-- start RECORDS FOR THE EXERCISE --
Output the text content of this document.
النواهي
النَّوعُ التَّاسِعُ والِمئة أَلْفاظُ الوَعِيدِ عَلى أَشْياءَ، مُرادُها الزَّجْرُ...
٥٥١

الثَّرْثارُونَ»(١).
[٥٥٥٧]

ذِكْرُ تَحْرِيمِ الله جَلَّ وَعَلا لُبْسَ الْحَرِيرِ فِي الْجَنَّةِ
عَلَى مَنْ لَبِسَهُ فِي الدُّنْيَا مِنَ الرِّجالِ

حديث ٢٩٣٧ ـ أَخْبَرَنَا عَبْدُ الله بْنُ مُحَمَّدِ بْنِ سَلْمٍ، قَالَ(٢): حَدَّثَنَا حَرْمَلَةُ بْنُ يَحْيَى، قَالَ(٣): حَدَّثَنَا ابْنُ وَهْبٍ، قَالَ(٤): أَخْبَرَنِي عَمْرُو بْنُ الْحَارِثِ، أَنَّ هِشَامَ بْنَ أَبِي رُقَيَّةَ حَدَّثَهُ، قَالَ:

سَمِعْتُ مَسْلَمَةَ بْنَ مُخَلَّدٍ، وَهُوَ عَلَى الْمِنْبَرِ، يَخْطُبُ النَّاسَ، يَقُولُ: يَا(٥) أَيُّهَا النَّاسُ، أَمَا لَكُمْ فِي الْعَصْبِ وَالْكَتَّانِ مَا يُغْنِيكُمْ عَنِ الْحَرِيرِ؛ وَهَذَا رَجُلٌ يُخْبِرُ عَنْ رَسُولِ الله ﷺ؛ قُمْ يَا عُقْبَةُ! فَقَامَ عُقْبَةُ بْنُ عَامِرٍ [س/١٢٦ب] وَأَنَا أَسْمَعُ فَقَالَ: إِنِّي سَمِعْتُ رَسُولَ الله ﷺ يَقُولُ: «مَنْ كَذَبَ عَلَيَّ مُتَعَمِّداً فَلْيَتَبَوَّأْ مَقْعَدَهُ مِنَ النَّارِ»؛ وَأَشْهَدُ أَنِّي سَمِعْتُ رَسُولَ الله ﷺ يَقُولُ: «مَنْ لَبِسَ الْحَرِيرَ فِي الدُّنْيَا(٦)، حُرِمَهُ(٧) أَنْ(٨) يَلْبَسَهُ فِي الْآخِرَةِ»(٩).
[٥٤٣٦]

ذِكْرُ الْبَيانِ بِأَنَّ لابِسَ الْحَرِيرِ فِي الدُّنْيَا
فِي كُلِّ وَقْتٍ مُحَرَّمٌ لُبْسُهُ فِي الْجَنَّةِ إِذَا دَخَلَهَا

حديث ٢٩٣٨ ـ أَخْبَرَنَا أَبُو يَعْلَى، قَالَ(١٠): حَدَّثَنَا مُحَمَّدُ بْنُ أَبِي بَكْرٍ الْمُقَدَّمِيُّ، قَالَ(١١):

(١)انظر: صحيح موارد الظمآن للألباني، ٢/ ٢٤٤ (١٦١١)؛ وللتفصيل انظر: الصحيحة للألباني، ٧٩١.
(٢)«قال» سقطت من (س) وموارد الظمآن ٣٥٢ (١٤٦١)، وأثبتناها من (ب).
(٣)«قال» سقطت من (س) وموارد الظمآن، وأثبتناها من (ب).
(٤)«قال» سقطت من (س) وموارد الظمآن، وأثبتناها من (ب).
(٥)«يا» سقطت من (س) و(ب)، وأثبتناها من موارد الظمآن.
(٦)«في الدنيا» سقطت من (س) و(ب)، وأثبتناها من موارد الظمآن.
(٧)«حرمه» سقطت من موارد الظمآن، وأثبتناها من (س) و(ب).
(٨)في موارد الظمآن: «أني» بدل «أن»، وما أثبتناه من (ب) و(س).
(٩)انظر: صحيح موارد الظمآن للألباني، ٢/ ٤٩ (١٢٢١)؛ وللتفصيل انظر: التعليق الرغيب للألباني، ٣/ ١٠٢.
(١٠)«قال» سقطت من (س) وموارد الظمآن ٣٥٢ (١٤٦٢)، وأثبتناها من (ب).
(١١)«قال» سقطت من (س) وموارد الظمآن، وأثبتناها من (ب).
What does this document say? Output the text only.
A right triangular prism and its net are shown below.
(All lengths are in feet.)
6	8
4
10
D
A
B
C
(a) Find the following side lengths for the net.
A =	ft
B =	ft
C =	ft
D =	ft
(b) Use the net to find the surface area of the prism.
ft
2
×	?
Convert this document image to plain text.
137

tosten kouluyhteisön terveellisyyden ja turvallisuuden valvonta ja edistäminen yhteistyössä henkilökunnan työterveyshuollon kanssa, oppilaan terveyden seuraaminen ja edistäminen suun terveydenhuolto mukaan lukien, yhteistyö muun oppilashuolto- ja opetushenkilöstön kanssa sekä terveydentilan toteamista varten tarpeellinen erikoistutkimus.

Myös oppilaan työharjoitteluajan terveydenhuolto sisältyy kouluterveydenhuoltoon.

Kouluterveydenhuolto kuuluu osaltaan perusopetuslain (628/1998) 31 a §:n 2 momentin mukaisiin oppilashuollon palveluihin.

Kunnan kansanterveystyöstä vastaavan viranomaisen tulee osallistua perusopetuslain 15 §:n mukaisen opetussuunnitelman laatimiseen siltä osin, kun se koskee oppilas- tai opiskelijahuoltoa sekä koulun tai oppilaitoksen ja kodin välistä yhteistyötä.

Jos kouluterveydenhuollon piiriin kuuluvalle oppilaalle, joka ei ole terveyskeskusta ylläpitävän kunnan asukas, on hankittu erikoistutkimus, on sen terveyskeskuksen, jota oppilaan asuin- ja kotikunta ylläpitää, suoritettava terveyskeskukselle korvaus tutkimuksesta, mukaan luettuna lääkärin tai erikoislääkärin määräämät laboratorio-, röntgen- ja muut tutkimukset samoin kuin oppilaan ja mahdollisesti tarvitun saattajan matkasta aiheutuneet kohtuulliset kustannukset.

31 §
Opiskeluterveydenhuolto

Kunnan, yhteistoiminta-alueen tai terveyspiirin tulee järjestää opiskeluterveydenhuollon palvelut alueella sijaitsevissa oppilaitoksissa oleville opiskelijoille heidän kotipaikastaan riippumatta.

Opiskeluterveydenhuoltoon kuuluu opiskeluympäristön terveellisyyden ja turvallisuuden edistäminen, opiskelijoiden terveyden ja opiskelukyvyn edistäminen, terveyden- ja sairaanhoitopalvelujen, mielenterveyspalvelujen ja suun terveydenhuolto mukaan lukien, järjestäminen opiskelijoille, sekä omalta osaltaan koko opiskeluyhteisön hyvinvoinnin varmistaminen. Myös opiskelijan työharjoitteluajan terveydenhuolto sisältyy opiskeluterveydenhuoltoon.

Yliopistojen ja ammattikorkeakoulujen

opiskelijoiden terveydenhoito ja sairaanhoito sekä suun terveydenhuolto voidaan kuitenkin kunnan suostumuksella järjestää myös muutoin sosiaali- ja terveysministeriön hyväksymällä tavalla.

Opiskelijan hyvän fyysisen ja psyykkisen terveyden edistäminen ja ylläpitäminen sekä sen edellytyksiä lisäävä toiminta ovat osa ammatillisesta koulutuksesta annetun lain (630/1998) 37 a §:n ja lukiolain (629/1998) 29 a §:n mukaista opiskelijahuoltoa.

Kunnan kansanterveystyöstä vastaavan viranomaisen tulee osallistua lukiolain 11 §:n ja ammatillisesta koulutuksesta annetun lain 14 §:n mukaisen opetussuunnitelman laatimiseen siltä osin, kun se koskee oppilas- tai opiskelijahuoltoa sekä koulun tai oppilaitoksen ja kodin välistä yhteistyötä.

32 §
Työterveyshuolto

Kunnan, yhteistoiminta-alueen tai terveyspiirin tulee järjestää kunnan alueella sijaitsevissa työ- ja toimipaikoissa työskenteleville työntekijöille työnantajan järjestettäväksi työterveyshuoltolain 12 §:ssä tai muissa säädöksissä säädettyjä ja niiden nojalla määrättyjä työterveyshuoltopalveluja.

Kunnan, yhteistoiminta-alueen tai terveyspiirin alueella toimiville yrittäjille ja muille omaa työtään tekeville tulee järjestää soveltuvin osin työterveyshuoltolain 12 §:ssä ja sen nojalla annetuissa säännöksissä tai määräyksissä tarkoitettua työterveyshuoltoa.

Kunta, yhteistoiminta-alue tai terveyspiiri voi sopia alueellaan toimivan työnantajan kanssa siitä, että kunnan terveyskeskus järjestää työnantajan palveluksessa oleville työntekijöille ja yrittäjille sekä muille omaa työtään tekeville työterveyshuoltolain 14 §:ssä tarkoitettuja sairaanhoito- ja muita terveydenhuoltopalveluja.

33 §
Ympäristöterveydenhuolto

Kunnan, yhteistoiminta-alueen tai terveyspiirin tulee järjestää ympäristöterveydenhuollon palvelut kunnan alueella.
-- end RECORDS FOR THE EXERCISE --
Say how many lines in the records hold the string "حديث", and say nothing else.

2